발췌문:
## First MLflow 모델 로깅 노트북
- 출처 : https://mlflow.org/docs/latest/getting-started/logging-first-model/notebooks/index.html
- 수정사항 : 설명문을 한글로 번역

In [1]:
from pprint import pprint

from sklearn.ensemble import RandomForestRegressor

from mlflow import MlflowClient

### MLflow Client 초기화

이 노트북을 실행하는 위치에 따라, 다음 셀에서 MLflow 클라이언트를 초기화하는 방법에 대한 구성이 달라질 수 있습니다. 

이 예에서는 로컬에서 실행 중인 추적 서버를 사용하고 있지만 다른 옵션도 사용할 수 있습니다.  
가장 쉬운 방법은 [데이터브릭스 커뮤니티 에디션](https://community.cloud.databricks.com/) 내의 무료 관리형 서비스를 사용하는 것입니다. 

추적 서버 URL 설정 및 관리형 또는 자체 관리형 MLflow 추적 서버에 대한 액세스 구성에 대한 자세한 내용은 [여기 노트북 실행 가이드](https://www.mlflow.org/docs/latest/getting-started/running-notebooks/index.html)를 참조하세요.

In [2]:
# NOTE: review the links mentioned above for guidance on connecting to a managed tracking server, such as the free Databricks Community Edition

client = MlflowClient(tracking_uri="http://127.0.0.1:8080")

#### MLflow 클라이언트 API를 사용한 검색 실험

In [3]:
# Search experiments without providing query terms behaves effectively as a 'list' action

all_experiments = client.search_experiments()

요구 사항 A: 기록의 첫 줄부터 "size-number: 14 [666,683,692,705]"가 들어 있는 줄까지 모두 그대로 옮겨 적어 주세요.
아래 기록은 위 발췌문과 아무 관련이 없습니다.

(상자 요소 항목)
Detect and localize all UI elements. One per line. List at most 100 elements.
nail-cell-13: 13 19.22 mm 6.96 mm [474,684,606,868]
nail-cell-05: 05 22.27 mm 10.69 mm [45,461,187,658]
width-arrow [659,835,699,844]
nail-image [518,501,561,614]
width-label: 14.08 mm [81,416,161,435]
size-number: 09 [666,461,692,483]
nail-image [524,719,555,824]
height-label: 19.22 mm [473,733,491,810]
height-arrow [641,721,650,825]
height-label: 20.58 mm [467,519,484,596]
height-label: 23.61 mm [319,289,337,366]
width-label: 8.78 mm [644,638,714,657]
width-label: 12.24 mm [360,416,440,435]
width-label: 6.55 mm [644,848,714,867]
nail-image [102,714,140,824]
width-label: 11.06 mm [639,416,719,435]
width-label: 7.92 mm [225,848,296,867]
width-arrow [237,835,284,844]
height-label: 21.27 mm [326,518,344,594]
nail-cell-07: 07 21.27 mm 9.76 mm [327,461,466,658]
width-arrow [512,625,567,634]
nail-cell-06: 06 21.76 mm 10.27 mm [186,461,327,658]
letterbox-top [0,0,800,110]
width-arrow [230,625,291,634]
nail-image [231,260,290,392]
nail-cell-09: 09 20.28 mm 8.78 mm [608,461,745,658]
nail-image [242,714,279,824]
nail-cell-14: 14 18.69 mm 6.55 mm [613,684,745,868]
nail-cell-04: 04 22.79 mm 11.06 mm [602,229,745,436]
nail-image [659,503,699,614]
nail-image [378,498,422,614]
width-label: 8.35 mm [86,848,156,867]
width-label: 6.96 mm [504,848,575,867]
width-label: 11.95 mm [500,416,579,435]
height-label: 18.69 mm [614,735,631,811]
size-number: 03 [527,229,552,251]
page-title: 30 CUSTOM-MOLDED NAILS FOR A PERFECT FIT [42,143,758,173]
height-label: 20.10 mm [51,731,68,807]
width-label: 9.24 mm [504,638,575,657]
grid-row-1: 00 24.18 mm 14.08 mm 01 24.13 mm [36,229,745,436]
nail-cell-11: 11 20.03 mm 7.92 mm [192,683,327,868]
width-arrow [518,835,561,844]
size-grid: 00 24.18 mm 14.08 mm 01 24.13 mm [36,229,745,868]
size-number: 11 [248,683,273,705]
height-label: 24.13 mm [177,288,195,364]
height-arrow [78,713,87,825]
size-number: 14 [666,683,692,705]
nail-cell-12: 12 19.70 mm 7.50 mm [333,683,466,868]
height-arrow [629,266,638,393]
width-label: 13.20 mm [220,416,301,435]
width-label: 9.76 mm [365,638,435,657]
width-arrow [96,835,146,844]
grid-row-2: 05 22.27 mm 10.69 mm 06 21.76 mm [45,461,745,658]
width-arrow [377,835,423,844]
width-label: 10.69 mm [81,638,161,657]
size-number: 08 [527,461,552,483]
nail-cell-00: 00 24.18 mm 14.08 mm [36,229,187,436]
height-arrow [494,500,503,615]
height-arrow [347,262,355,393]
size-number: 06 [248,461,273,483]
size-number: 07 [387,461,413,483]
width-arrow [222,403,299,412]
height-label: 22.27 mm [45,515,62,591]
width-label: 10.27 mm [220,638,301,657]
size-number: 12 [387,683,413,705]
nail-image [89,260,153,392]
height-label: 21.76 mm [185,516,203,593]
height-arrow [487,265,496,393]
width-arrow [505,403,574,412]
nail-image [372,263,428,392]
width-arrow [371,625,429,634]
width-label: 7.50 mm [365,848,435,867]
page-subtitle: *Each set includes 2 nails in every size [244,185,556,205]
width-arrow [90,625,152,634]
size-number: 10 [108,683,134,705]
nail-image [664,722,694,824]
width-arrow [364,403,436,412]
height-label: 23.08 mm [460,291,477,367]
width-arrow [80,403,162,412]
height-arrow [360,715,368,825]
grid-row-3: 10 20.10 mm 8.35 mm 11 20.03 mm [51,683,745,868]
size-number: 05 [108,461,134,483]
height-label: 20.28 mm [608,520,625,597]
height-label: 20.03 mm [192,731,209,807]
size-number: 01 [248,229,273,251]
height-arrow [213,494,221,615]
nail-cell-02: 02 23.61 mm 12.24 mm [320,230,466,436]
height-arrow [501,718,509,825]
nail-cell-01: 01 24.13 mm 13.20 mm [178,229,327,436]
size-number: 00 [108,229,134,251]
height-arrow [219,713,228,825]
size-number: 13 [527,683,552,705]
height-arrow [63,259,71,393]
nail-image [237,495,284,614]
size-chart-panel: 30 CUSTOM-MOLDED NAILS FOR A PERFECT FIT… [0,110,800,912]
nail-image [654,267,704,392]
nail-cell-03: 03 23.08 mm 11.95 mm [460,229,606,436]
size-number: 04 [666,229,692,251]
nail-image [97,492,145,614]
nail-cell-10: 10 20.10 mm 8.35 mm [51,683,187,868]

요구 사항 B: 발췌문에서 가장 쉬운 방법으로 소개하는 추적 서버 사용 방식은 무엇입니까?

해답 A:
Detect and localize all UI elements. One per line. List at most 100 elements.
nail-cell-13: 13 19.22 mm 6.96 mm [474,684,606,868]
nail-cell-05: 05 22.27 mm 10.69 mm [45,461,187,658]
width-arrow [659,835,699,844]
nail-image [518,501,561,614]
width-label: 14.08 mm [81,416,161,435]
size-number: 09 [666,461,692,483]
nail-image [524,719,555,824]
height-label: 19.22 mm [473,733,491,810]
height-arrow [641,721,650,825]
height-label: 20.58 mm [467,519,484,596]
height-label: 23.61 mm [319,289,337,366]
width-label: 8.78 mm [644,638,714,657]
width-label: 12.24 mm [360,416,440,435]
width-label: 6.55 mm [644,848,714,867]
nail-image [102,714,140,824]
width-label: 11.06 mm [639,416,719,435]
width-label: 7.92 mm [225,848,296,867]
width-arrow [237,835,284,844]
height-label: 21.27 mm [326,518,344,594]
nail-cell-07: 07 21.27 mm 9.76 mm [327,461,466,658]
width-arrow [512,625,567,634]
nail-cell-06: 06 21.76 mm 10.27 mm [186,461,327,658]
letterbox-top [0,0,800,110]
width-arrow [230,625,291,634]
nail-image [231,260,290,392]
nail-cell-09: 09 20.28 mm 8.78 mm [608,461,745,658]
nail-image [242,714,279,824]
nail-cell-14: 14 18.69 mm 6.55 mm [613,684,745,868]
nail-cell-04: 04 22.79 mm 11.06 mm [602,229,745,436]
nail-image [659,503,699,614]
nail-image [378,498,422,614]
width-label: 8.35 mm [86,848,156,867]
width-label: 6.96 mm [504,848,575,867]
width-label: 11.95 mm [500,416,579,435]
height-label: 18.69 mm [614,735,631,811]
size-number: 03 [527,229,552,251]
page-title: 30 CUSTOM-MOLDED NAILS FOR A PERFECT FIT [42,143,758,173]
height-label: 20.10 mm [51,731,68,807]
width-label: 9.24 mm [504,638,575,657]
grid-row-1: 00 24.18 mm 14.08 mm 01 24.13 mm [36,229,745,436]
nail-cell-11: 11 20.03 mm 7.92 mm [192,683,327,868]
width-arrow [518,835,561,844]
size-grid: 00 24.18 mm 14.08 mm 01 24.13 mm [36,229,745,868]
size-number: 11 [248,683,273,705]
height-label: 24.13 mm [177,288,195,364]
height-arrow [78,713,87,825]
size-number: 14 [666,683,692,705]

해답 B: 데이터브릭스 커뮤니티 에디션 내의 무료 관리형 서비스를 사용하는 것입니다.